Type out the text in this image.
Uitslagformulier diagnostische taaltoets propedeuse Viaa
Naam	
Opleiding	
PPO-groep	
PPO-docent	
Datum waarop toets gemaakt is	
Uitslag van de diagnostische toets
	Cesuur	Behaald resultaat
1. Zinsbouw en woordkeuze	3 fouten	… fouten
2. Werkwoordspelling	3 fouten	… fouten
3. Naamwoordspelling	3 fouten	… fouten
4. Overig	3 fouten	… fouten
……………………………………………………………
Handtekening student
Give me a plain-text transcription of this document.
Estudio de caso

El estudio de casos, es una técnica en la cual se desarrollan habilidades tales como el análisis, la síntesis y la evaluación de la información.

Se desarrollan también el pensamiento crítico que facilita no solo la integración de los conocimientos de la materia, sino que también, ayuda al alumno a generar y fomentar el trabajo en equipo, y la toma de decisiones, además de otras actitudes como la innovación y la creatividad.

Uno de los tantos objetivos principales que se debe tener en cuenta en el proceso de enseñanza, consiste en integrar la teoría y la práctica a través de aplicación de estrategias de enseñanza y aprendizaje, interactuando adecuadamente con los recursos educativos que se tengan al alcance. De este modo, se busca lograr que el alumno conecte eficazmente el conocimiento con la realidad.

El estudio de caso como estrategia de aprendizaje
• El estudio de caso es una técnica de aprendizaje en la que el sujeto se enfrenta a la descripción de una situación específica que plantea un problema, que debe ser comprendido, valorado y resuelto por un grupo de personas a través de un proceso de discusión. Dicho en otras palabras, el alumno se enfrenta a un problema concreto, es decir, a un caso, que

EXERCISE REQUIREMENTS:
State the count of lines holding the string "text" in the listing above, and nothing else.

SOLUTION:
2